#### Directions for this task
Find every line with the word "color". Copy those lines.

#### Dataset content
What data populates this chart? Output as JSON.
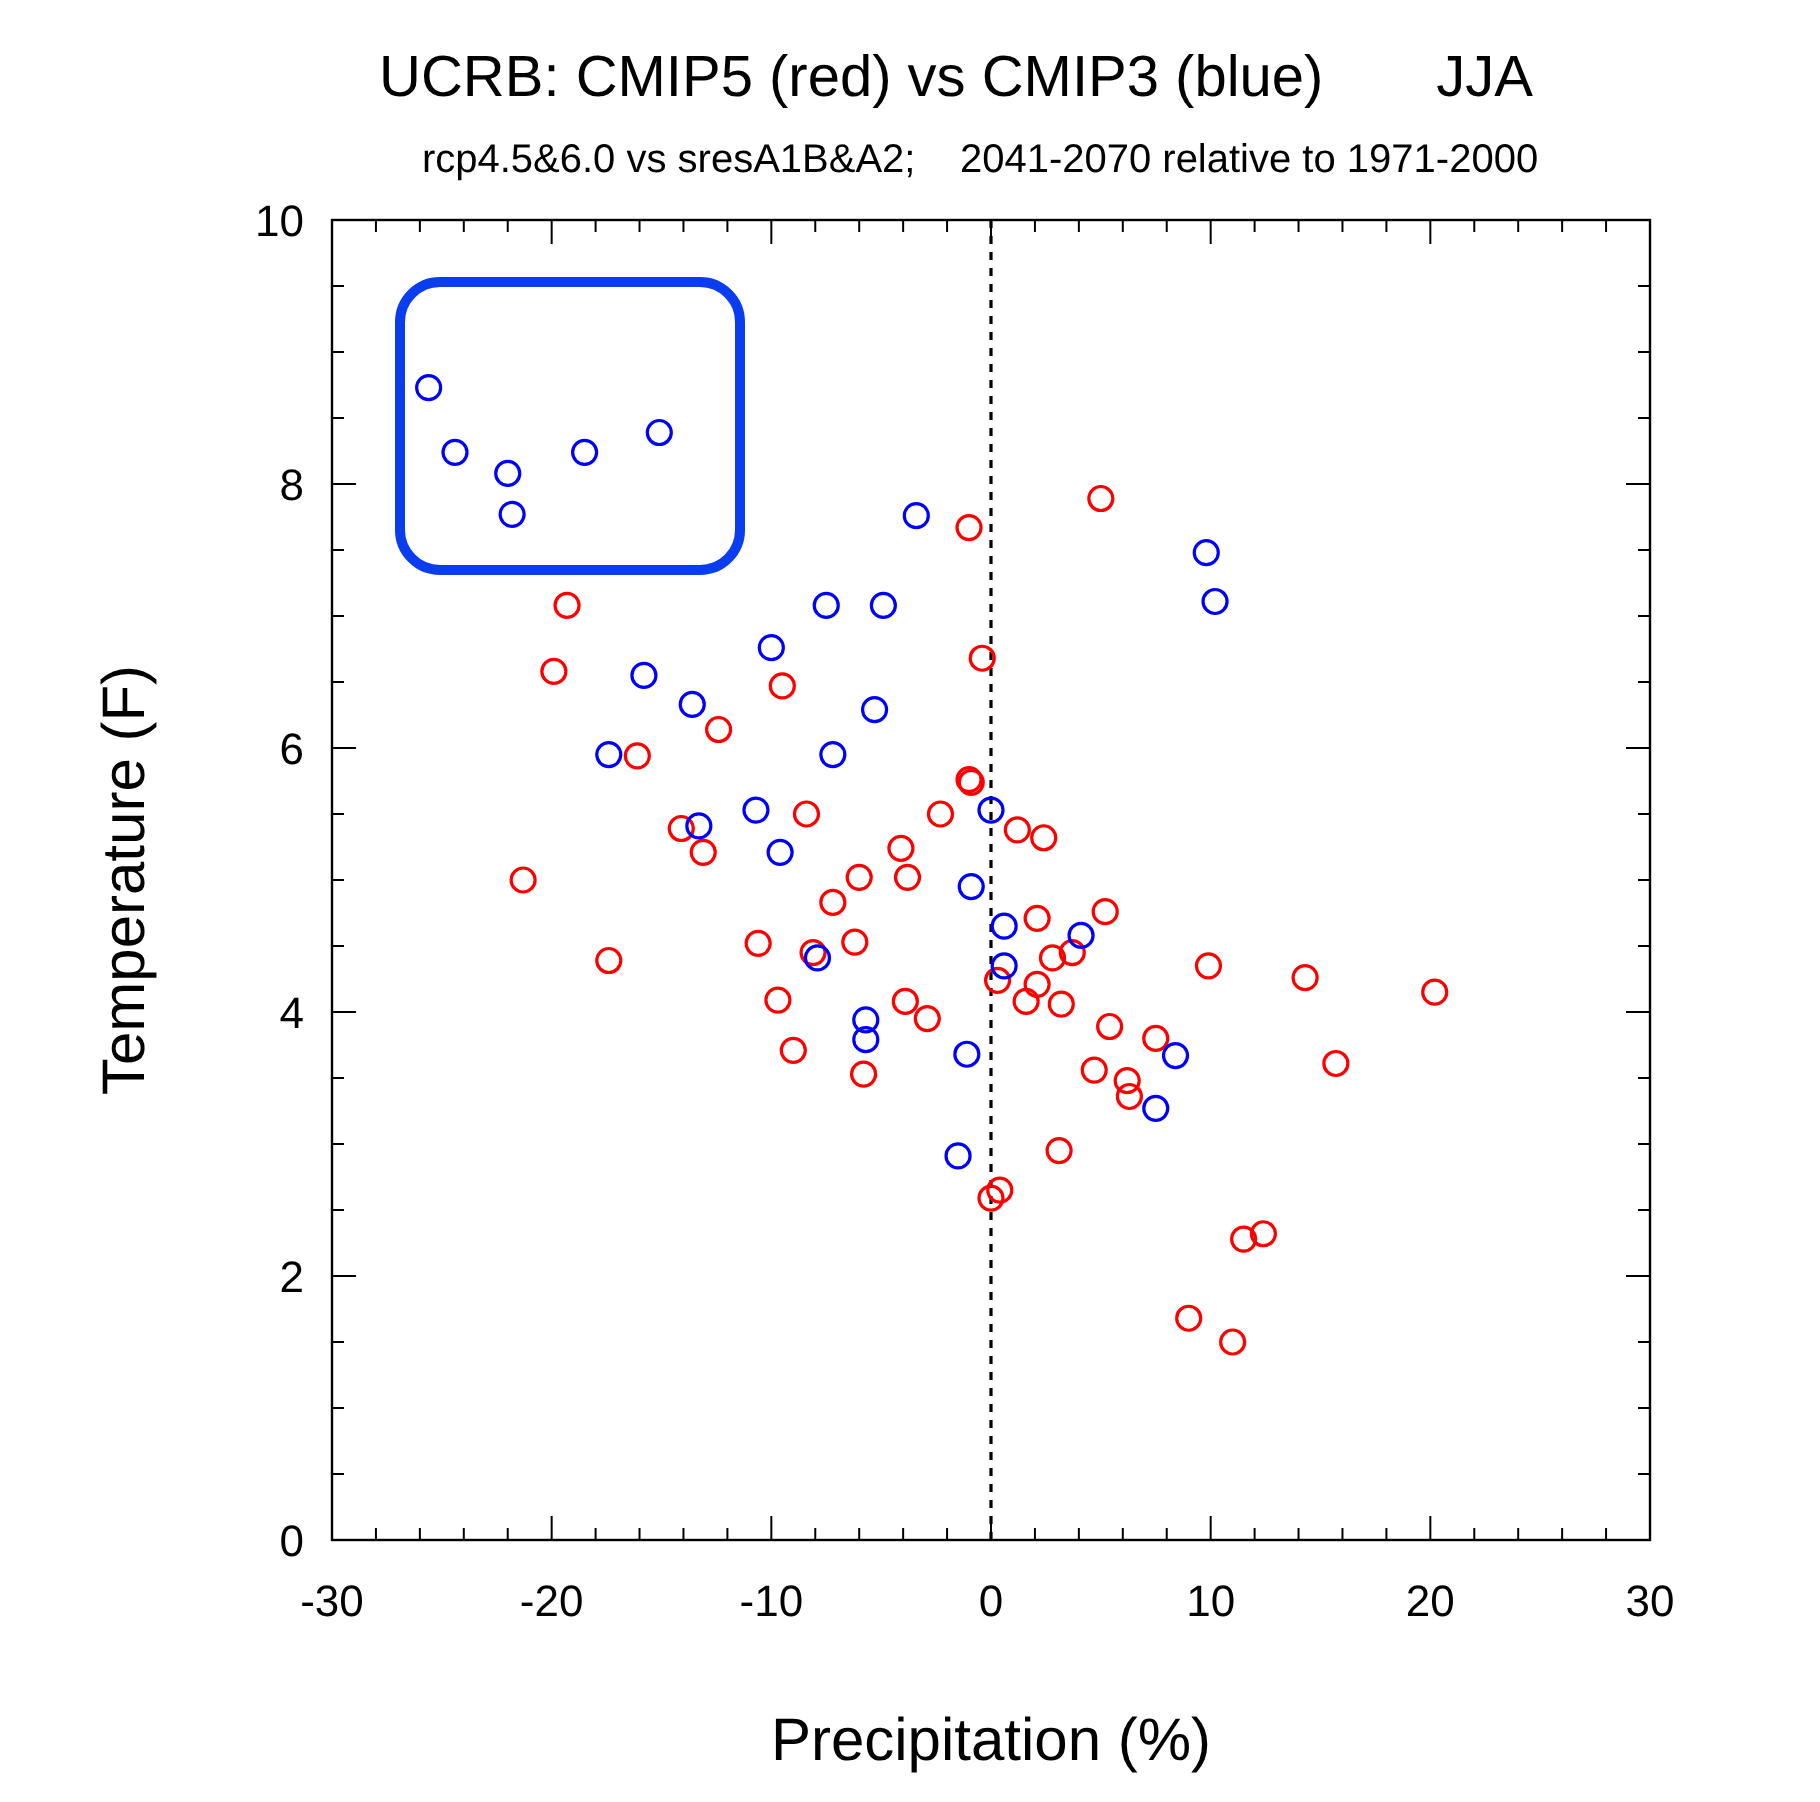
{
  "chart_data": {
    "type": "scatter",
    "title": "UCRB: CMIP5 (red) vs CMIP3 (blue)       JJA",
    "subtitle": "rcp4.5&6.0 vs sresA1B&A2;    2041-2070 relative to 1971-2000",
    "xlabel": "Precipitation (%)",
    "ylabel": "Temperature (F)",
    "xlim": [
      -30,
      30
    ],
    "ylim": [
      0,
      10
    ],
    "xticks": [
      -30,
      {
        "value": -28,
        "label": null
      },
      {
        "value": -26,
        "label": null
      },
      {
        "value": -24,
        "label": null
      },
      {
        "value": -22,
        "label": null
      },
      -20,
      {
        "value": -18,
        "label": null
      },
      {
        "value": -16,
        "label": null
      },
      {
        "value": -14,
        "label": null
      },
      {
        "value": -12,
        "label": null
      },
      -10,
      {
        "value": -8,
        "label": null
      },
      {
        "value": -6,
        "label": null
      },
      {
        "value": -4,
        "label": null
      },
      {
        "value": -2,
        "label": null
      },
      0,
      {
        "value": 2,
        "label": null
      },
      {
        "value": 4,
        "label": null
      },
      {
        "value": 6,
        "label": null
      },
      {
        "value": 8,
        "label": null
      },
      10,
      {
        "value": 12,
        "label": null
      },
      {
        "value": 14,
        "label": null
      },
      {
        "value": 16,
        "label": null
      },
      {
        "value": 18,
        "label": null
      },
      20,
      {
        "value": 22,
        "label": null
      },
      {
        "value": 24,
        "label": null
      },
      {
        "value": 26,
        "label": null
      },
      {
        "value": 28,
        "label": null
      },
      30
    ],
    "yticks": [
      0,
      {
        "value": 0.5,
        "label": null
      },
      {
        "value": 1,
        "label": null
      },
      {
        "value": 1.5,
        "label": null
      },
      2,
      {
        "value": 2.5,
        "label": null
      },
      {
        "value": 3,
        "label": null
      },
      {
        "value": 3.5,
        "label": null
      },
      4,
      {
        "value": 4.5,
        "label": null
      },
      {
        "value": 5,
        "label": null
      },
      {
        "value": 5.5,
        "label": null
      },
      6,
      {
        "value": 6.5,
        "label": null
      },
      {
        "value": 7,
        "label": null
      },
      {
        "value": 7.5,
        "label": null
      },
      8,
      {
        "value": 8.5,
        "label": null
      },
      {
        "value": 9,
        "label": null
      },
      {
        "value": 9.5,
        "label": null
      },
      10
    ],
    "marker": "circle",
    "grid": false,
    "ref_lines": [
      {
        "axis": "x",
        "value": 0,
        "label": null,
        "color": "#000000",
        "line_style": "dashed"
      }
    ],
    "series": [
      {
        "color": "#ff0000",
        "x": [
          5.0,
          -1.0,
          -19.3,
          -19.9,
          -0.4,
          -9.5,
          -12.4,
          -16.1,
          -1.0,
          -0.9,
          -8.4,
          -2.3,
          -14.1,
          -13.1,
          -21.3,
          -6.0,
          -3.8,
          -4.1,
          -7.2,
          -17.4,
          -10.6,
          -8.1,
          -6.2,
          -9.7,
          -3.9,
          -2.9,
          -9.0,
          -5.8,
          0.0,
          0.4,
          1.2,
          2.4,
          2.1,
          5.2,
          2.8,
          3.7,
          9.9,
          14.3,
          20.2,
          0.3,
          2.1,
          1.6,
          3.2,
          5.4,
          7.5,
          15.7,
          4.7,
          6.2,
          6.3,
          3.1,
          11.5,
          12.4,
          9.0,
          11.0
        ],
        "values": [
          7.89,
          7.67,
          7.08,
          6.58,
          6.68,
          6.47,
          6.14,
          5.94,
          5.76,
          5.74,
          5.5,
          5.5,
          5.39,
          5.21,
          5.0,
          5.02,
          5.02,
          5.24,
          4.83,
          4.39,
          4.52,
          4.45,
          4.53,
          4.09,
          4.08,
          3.95,
          3.71,
          3.53,
          2.59,
          2.65,
          5.38,
          5.32,
          4.71,
          4.76,
          4.41,
          4.45,
          4.35,
          4.26,
          4.15,
          4.24,
          4.21,
          4.08,
          4.06,
          3.89,
          3.8,
          3.61,
          3.56,
          3.48,
          3.36,
          2.95,
          2.28,
          2.32,
          1.68,
          1.5
        ]
      },
      {
        "color": "#0000ff",
        "x": [
          -25.6,
          -24.4,
          -22.0,
          -21.8,
          -18.5,
          -15.1,
          -3.4,
          -7.5,
          -4.9,
          -10.0,
          -15.8,
          -13.6,
          -5.3,
          -17.4,
          -7.2,
          -10.7,
          0.0,
          -13.3,
          -9.6,
          -0.9,
          0.6,
          0.6,
          4.1,
          -7.9,
          -5.7,
          -5.7,
          -1.1,
          8.4,
          7.5,
          -1.5,
          9.8,
          10.2
        ],
        "values": [
          8.73,
          8.24,
          8.08,
          7.77,
          8.24,
          8.39,
          7.76,
          7.08,
          7.08,
          6.76,
          6.55,
          6.33,
          6.29,
          5.95,
          5.95,
          5.53,
          5.53,
          5.41,
          5.21,
          4.95,
          4.65,
          4.35,
          4.58,
          4.41,
          3.94,
          3.79,
          3.68,
          3.67,
          3.27,
          2.91,
          7.48,
          7.11
        ]
      }
    ]
  }
}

#### Response to this exercise
        "color": "#000000",
        "color": "#ff0000",
        "color": "#0000ff",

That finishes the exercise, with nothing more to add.